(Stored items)
#####

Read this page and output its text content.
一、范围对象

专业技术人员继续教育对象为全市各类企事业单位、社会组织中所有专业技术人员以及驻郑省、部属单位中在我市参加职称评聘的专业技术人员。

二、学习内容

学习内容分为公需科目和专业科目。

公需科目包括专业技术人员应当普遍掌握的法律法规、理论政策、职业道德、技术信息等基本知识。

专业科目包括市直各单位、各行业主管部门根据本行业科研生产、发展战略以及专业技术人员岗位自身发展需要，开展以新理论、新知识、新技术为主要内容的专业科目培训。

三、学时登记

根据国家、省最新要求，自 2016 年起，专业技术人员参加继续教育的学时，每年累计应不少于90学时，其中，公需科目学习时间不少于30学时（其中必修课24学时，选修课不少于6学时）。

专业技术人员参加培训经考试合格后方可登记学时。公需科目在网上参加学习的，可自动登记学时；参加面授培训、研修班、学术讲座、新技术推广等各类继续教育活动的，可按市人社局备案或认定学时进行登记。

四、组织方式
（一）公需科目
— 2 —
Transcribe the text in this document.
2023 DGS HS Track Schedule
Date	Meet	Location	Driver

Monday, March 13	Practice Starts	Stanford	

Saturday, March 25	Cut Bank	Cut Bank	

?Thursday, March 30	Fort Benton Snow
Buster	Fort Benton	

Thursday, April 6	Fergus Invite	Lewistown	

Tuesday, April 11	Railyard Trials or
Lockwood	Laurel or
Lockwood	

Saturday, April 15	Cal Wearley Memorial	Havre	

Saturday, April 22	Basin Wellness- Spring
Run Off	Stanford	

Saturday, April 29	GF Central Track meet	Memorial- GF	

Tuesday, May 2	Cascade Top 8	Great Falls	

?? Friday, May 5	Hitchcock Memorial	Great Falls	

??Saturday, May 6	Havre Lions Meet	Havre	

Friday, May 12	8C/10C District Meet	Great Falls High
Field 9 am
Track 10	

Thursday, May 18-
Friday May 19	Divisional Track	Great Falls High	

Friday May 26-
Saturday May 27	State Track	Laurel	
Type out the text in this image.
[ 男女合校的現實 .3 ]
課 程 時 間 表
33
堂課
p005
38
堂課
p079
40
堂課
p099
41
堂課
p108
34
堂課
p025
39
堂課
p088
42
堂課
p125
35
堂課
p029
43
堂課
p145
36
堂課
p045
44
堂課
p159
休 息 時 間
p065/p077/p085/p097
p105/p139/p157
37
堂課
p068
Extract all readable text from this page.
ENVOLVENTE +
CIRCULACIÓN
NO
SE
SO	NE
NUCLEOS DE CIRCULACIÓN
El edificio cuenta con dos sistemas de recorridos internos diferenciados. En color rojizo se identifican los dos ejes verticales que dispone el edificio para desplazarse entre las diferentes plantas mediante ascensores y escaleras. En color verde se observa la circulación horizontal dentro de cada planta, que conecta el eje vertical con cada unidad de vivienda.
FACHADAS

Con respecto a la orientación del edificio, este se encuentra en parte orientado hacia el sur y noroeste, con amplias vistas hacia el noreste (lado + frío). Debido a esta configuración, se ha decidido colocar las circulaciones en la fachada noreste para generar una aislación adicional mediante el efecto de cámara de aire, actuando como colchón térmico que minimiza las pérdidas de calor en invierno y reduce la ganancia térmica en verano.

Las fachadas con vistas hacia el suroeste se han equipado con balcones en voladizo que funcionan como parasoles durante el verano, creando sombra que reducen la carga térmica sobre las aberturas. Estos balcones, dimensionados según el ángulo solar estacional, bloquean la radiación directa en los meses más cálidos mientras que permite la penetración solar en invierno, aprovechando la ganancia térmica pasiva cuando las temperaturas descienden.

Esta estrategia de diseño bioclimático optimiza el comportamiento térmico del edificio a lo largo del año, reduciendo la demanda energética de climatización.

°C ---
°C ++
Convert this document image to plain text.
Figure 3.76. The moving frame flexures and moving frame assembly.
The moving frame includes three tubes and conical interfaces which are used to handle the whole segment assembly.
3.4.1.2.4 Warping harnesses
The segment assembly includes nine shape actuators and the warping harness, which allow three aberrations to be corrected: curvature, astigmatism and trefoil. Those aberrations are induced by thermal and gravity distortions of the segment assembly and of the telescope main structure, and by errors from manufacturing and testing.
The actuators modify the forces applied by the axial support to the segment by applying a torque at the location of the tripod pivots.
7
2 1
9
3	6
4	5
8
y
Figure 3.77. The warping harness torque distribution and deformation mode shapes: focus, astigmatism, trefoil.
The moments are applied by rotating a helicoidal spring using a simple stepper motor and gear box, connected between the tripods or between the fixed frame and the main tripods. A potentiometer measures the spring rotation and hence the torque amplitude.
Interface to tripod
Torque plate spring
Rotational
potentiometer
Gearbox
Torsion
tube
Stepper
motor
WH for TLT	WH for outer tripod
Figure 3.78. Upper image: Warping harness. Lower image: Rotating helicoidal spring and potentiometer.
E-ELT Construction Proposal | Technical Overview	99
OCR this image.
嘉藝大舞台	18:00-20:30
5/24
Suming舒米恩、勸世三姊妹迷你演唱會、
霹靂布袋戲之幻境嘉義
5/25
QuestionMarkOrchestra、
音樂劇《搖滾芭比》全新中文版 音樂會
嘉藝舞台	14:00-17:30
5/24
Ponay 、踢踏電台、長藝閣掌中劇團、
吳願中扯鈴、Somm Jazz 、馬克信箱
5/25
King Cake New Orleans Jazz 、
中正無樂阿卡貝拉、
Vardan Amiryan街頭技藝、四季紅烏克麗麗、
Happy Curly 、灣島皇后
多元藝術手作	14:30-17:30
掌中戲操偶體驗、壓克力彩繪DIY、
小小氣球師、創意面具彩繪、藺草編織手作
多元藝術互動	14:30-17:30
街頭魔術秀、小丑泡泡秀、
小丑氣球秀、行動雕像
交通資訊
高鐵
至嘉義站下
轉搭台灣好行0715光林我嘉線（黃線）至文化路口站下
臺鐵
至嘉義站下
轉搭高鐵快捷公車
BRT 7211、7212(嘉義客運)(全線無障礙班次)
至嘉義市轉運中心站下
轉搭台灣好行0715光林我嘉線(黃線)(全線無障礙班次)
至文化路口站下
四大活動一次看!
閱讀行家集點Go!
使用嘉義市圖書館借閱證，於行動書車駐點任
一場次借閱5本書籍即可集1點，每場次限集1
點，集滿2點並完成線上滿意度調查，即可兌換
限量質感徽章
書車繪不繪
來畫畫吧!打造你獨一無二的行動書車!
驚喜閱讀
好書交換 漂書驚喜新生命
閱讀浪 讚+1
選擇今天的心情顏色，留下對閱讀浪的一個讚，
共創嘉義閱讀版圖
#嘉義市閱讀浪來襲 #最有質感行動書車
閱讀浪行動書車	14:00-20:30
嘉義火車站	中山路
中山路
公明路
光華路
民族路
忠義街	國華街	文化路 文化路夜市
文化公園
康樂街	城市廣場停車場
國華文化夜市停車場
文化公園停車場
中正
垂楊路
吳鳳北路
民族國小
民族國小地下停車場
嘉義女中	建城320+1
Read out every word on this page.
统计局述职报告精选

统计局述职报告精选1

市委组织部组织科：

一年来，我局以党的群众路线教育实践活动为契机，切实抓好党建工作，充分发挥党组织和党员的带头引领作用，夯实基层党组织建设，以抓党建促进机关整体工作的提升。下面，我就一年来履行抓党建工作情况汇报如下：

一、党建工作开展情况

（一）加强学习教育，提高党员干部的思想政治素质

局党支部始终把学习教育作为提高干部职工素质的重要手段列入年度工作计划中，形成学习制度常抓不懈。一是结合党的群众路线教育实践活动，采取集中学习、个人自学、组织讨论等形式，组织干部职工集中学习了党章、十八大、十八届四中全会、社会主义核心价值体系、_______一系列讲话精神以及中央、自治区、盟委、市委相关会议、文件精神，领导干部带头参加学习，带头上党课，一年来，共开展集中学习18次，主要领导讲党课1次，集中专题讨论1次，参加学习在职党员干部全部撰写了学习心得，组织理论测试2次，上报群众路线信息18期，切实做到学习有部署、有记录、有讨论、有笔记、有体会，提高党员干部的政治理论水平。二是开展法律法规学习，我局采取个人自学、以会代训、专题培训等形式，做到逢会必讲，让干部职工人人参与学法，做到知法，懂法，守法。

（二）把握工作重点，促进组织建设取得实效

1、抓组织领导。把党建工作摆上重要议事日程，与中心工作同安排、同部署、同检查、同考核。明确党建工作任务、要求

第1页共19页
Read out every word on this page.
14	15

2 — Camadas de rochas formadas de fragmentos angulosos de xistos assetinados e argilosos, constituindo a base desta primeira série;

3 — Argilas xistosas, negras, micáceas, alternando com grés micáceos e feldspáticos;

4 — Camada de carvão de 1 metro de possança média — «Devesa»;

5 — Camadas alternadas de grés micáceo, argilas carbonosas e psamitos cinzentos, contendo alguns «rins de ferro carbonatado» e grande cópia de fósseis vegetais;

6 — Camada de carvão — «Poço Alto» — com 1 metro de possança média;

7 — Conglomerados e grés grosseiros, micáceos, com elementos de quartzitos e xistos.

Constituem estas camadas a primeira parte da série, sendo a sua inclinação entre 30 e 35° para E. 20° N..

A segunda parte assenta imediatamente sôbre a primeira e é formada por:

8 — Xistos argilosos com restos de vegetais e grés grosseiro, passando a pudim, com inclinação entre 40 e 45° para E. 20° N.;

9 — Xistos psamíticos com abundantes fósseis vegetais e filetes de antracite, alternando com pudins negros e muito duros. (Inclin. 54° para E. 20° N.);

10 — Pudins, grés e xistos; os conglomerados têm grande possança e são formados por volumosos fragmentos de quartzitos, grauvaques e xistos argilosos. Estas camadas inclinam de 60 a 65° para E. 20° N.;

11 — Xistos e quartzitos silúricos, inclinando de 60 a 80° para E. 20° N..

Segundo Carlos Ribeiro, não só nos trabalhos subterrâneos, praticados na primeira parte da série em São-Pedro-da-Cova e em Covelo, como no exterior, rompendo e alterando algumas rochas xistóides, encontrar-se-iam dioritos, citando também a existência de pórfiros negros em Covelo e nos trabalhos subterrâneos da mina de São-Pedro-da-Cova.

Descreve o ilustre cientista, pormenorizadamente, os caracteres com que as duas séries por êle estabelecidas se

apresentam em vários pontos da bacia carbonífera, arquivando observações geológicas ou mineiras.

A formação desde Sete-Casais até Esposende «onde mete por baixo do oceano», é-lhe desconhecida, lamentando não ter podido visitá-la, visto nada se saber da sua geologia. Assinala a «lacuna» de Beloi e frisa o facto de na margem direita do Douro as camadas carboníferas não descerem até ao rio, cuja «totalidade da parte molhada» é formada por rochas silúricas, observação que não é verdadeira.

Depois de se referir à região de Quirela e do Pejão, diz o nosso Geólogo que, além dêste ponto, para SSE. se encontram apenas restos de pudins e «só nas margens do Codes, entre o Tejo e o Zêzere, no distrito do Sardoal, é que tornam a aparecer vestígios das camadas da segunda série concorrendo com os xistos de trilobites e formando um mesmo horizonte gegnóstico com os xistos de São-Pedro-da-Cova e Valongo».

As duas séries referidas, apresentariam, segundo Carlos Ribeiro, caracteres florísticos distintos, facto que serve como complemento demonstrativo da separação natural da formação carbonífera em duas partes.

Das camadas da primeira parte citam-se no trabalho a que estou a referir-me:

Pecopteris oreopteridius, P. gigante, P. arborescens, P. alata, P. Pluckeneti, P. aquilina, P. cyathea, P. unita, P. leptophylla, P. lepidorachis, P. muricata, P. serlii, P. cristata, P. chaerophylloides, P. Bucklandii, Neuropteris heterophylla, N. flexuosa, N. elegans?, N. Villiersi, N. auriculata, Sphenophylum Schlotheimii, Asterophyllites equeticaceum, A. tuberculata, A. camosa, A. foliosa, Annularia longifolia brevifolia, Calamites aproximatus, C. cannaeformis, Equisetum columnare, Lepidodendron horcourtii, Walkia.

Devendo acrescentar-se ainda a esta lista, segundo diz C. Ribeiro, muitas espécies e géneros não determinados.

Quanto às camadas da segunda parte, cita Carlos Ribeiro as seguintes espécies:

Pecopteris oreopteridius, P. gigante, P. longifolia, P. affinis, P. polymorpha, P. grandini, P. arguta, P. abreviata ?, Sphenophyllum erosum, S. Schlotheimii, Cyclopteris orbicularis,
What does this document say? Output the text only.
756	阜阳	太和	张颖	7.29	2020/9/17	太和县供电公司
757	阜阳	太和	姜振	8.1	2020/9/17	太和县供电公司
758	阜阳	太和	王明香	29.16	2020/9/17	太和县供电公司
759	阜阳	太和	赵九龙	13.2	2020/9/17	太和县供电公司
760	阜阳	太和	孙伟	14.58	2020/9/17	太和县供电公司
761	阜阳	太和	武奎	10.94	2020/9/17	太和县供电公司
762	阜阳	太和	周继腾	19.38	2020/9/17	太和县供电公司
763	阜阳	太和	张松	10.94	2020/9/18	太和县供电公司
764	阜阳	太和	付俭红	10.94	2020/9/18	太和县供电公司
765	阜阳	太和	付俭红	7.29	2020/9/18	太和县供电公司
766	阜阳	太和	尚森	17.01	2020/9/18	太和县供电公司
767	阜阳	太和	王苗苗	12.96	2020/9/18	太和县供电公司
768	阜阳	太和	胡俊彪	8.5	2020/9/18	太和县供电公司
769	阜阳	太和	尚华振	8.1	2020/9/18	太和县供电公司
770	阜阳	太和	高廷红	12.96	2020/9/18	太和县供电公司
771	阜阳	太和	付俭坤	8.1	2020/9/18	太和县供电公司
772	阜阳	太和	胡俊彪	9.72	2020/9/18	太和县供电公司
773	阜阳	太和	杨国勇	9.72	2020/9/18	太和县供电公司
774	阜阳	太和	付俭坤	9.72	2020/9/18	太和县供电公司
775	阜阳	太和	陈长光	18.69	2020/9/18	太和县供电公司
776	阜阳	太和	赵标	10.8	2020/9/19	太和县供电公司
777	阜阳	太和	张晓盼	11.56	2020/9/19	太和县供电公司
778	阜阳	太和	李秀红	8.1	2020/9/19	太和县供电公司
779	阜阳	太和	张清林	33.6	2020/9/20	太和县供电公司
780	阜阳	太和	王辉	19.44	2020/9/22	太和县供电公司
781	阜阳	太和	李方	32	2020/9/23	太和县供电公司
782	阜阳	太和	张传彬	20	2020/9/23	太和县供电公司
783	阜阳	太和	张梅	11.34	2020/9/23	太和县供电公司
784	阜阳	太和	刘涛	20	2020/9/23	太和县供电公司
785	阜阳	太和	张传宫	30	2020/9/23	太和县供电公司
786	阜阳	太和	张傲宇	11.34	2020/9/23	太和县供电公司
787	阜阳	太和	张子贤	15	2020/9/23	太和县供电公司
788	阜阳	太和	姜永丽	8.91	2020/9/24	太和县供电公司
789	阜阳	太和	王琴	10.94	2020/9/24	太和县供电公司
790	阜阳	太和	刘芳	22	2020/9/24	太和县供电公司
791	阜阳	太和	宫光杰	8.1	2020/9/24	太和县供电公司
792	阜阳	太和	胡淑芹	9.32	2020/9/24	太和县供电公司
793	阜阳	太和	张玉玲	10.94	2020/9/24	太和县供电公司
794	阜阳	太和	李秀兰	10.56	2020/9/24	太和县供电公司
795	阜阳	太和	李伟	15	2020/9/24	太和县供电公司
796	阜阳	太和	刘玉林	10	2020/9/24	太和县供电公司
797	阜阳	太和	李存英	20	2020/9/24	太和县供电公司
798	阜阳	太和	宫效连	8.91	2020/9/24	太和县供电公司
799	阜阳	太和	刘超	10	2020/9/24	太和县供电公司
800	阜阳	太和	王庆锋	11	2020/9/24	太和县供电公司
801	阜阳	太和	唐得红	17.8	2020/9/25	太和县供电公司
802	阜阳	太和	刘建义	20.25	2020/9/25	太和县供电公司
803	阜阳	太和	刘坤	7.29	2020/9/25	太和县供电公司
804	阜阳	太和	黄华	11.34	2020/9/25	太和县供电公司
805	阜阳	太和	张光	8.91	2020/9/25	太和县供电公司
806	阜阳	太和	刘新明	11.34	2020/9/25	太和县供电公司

#####

What is expected:
In the entries above, find every line holding the word "至文化路口站下" and copy it out.

Result for this exercise:
轉搭台灣好行0715光林我嘉線（黃線）至文化路口站下
至文化路口站下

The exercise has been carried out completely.